==== Given passage ====

JEDDAH – Asset managers of all stripes were generally positive about 2013, believing that GCC markets, in particular, which have recently lagged behind their global peers, look attractive at current levels of valuation, the first edition of Qatar Financial Centre Authority’s MENA Asset Management Barometer launched in Doha Monday showed.
Trading at a 6 percent discount to other emerging markets, GCC equities were predicted to enjoy a period of growth in 2013 and, according to the barometer, are set to return between 10 and 15 percent with Saudi Arabia, Qatar and the UAE poised to out-pace the rest of the region.
Saudi Arabia, Qatar and the UAE remain particularly attractive from a valuations perspective, with banking and petrochemicals across all three – both underleveraged and offering high dividends – seen as the stocks likely to do well in 2013.
The sound economic fundamentals of the GCC will help it to consolidate the safe-haven status it acquired through the political dislocation created by the Arab Spring.
According to Barometer respondents it has done particularly well from wider MENA investment, with 85 percent of regional managers, citing inflows from MENA countries outside the GCC. Participants in an Invesco study believed that the wider-MENA capital flowing into the GCC – with a bias toward Saudi, UAE and Qatar, was driven by the factors in Fig 6.

==== Given information ====

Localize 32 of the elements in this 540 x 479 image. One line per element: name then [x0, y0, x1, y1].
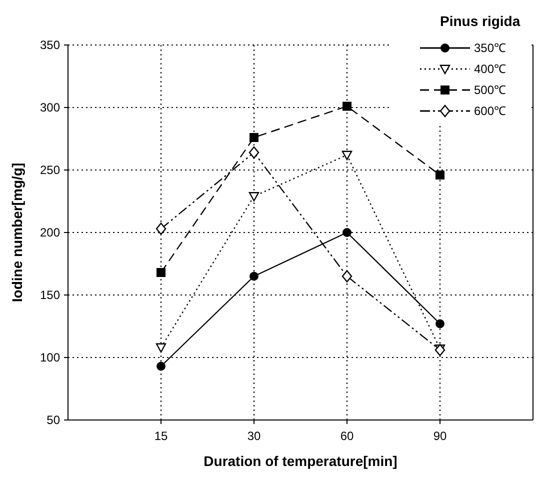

====

> [Exercise task A] Quote the part of the GCC markets article that opens with the words containing "Trading at a" and closes with "of the region.".
> [Exercise task B] Extend the GCC markets article, picking up right after its final sentence.
The data comes from a separate source and is unrelated to the GCC markets article.

> [Task response A]
Trading at a 6 percent discount to other emerging markets, GCC equities were predicted to enjoy a period of growth in 2013 and, according to the barometer, are set to return between 10 and 15 percent with Saudi Arabia, Qatar and the UAE poised to out-pace the rest of the region.

> [Task response B]
This flow of wider-MENA capital into the GCC, which has mostly found a home in money market funds, is expected by Barometer respondents to continue in the short to medium term, with many expecting these ‘safe’ inflows to take on a more ‘risk-on’ guise as investors “latch on to a new economic cycle” and show an appetite for “moving up the yield curve” and “taking on more risk”.
Managers responded positively to this trend of de-risking - seeing it as an opportunity to improve liquidity and inject fresh money into the market - and are planning to launch a batch of new equity, fixed income, Shariah-compliant and property strategies in 2013 to meet demand. Although keen to make the most of the attraction of this safe haven status, managers are concerned that the benefits of political stability could be short term, with a reversal in flows once the political situation elsewhere in MENA begins to ease. Many of the recent inflows are still held in money market funds – the traditional home for short-term investments.
This means that the flow of capital to the GCC may slow over time, although economically attractive centers like Qatar, UAE and Saudi are expected to maintain momentum. Key differences in the GCC and harmonization Despite the structural unifier of the GCC, there remains a series of important differentiators between the economies that make up this union. The asset management firms that reported to the Barometer described UAE, Saudi Arabia and Qatar as all poised to experience consistent growth in 2013.
While Kuwait and Bahrain were all tipped to emerge more slowly. Managers – who were still fully expectant of inflows stemming from the wider-MENA region, as well as global investors – also described the flow of capital between GCC principals as stilted, despite the economic partnership.
A handful of regional banks and distribution platforms sit outside this prevailing trend - HSBC, Citi, and Bank of America Merrill Lynch all have successful cross-border distribution networks and have been the true beneficiaries of the recent political uncertainty, because they are seen as safe havens from domestic strife.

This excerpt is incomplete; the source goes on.